## Brief
Write only the number of lines in the records beneath that hold "kmeans".
-------- Input data
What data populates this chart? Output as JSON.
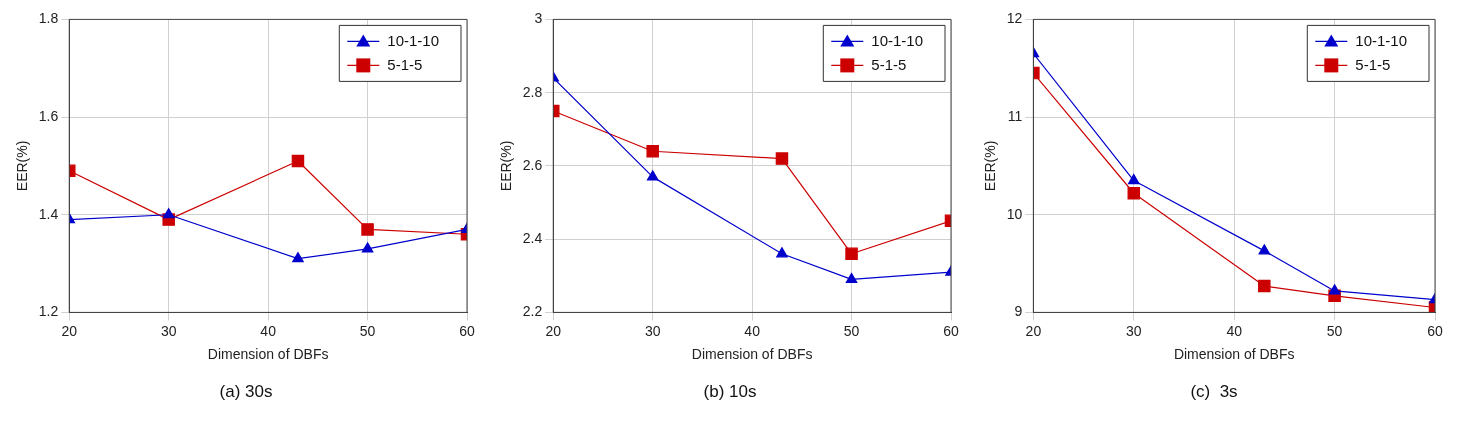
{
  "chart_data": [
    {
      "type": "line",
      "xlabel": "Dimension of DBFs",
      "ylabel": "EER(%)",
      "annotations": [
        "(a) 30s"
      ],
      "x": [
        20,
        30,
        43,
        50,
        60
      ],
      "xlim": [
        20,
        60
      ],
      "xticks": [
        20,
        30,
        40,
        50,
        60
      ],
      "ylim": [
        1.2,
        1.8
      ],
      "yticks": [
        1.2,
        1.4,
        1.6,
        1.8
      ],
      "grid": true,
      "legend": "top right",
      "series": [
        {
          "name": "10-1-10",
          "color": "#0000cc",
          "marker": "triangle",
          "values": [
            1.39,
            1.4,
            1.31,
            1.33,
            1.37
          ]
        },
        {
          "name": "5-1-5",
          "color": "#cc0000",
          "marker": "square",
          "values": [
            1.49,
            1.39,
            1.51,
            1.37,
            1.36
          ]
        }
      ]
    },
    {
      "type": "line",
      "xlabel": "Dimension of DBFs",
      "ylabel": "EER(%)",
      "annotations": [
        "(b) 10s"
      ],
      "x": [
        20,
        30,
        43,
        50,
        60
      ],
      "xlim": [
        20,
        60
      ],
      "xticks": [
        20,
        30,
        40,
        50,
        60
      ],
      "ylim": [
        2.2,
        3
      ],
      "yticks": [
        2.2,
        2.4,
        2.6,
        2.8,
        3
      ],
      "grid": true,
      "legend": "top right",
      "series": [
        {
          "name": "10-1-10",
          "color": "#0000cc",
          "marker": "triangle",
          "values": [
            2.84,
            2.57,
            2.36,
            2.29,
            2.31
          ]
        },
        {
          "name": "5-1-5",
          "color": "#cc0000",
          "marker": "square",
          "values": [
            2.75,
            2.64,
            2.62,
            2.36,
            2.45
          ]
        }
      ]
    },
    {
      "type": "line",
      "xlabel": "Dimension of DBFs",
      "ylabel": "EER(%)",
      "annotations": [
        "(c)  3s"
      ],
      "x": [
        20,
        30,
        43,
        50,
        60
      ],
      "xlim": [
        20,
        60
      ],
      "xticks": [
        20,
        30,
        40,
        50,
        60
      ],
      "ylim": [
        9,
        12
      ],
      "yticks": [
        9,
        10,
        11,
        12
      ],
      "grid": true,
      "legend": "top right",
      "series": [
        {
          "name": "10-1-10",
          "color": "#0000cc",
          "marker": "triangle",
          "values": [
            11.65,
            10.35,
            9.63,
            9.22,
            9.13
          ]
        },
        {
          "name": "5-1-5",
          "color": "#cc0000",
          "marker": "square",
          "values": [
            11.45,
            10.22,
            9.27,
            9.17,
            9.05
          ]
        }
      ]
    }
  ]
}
----------------
-------- Input data
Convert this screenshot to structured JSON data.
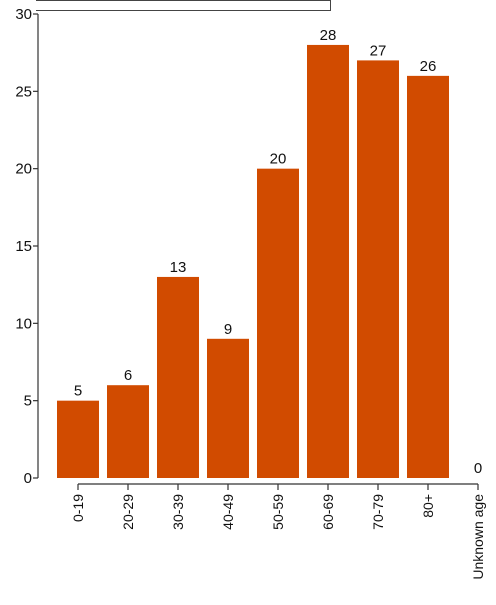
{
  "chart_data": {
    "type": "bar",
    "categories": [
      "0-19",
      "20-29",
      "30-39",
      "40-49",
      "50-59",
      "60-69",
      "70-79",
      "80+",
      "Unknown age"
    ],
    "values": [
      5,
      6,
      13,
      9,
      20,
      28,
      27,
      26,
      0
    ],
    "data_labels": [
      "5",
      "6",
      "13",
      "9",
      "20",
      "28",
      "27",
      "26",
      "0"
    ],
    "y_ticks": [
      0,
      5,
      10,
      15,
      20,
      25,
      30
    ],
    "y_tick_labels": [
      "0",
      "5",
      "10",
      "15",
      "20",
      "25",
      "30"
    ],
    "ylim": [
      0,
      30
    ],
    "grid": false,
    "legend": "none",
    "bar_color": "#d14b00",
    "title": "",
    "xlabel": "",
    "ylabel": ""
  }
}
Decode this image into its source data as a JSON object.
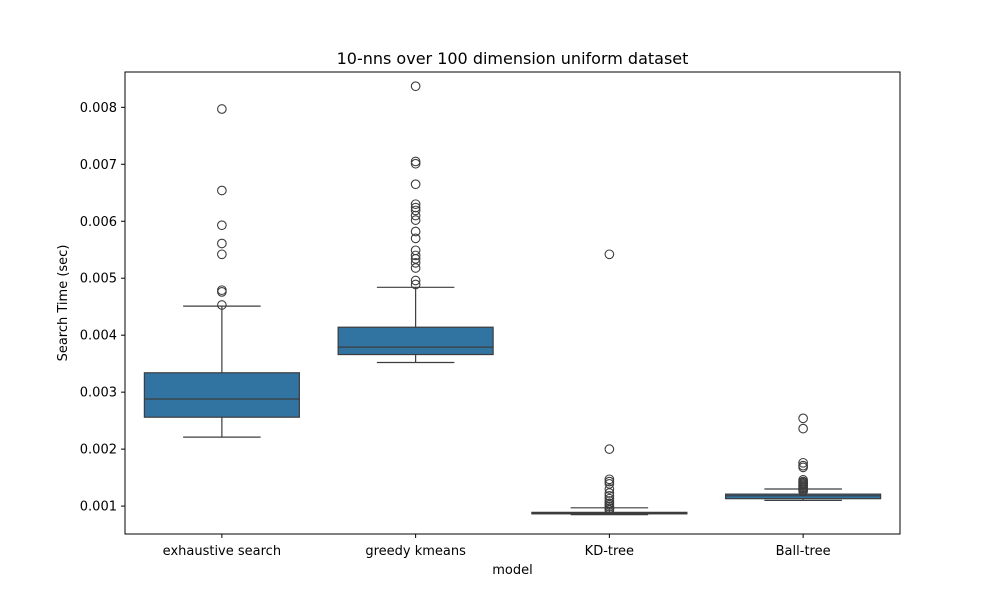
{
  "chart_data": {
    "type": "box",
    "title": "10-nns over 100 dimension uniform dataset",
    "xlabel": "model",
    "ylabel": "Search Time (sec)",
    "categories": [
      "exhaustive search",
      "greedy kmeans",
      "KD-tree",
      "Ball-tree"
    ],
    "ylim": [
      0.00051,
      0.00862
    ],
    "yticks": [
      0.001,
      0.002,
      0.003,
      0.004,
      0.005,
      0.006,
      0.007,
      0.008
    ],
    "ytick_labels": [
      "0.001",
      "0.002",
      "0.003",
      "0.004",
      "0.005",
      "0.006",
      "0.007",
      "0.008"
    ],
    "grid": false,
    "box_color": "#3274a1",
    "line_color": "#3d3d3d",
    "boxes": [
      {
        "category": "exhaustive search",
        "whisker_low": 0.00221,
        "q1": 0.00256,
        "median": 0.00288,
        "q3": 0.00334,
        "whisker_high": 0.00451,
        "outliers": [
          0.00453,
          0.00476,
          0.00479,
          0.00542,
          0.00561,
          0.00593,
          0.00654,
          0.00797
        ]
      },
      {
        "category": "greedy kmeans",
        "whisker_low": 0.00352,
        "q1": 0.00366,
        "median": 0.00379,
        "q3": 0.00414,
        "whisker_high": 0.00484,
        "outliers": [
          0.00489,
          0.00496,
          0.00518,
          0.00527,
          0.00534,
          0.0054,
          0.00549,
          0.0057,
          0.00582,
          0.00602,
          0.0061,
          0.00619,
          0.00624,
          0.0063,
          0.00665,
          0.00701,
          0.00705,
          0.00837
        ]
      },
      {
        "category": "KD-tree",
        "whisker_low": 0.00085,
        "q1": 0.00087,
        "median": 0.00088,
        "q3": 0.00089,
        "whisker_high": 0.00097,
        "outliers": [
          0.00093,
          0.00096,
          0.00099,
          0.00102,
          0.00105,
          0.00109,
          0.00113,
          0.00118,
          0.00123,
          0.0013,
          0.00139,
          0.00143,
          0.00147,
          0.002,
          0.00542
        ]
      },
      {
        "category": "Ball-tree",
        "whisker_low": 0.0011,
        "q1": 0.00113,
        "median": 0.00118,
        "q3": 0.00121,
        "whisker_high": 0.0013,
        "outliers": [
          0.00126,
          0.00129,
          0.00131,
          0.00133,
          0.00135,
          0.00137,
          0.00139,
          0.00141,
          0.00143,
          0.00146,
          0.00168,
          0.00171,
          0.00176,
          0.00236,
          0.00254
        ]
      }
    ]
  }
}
----------------
## In response
2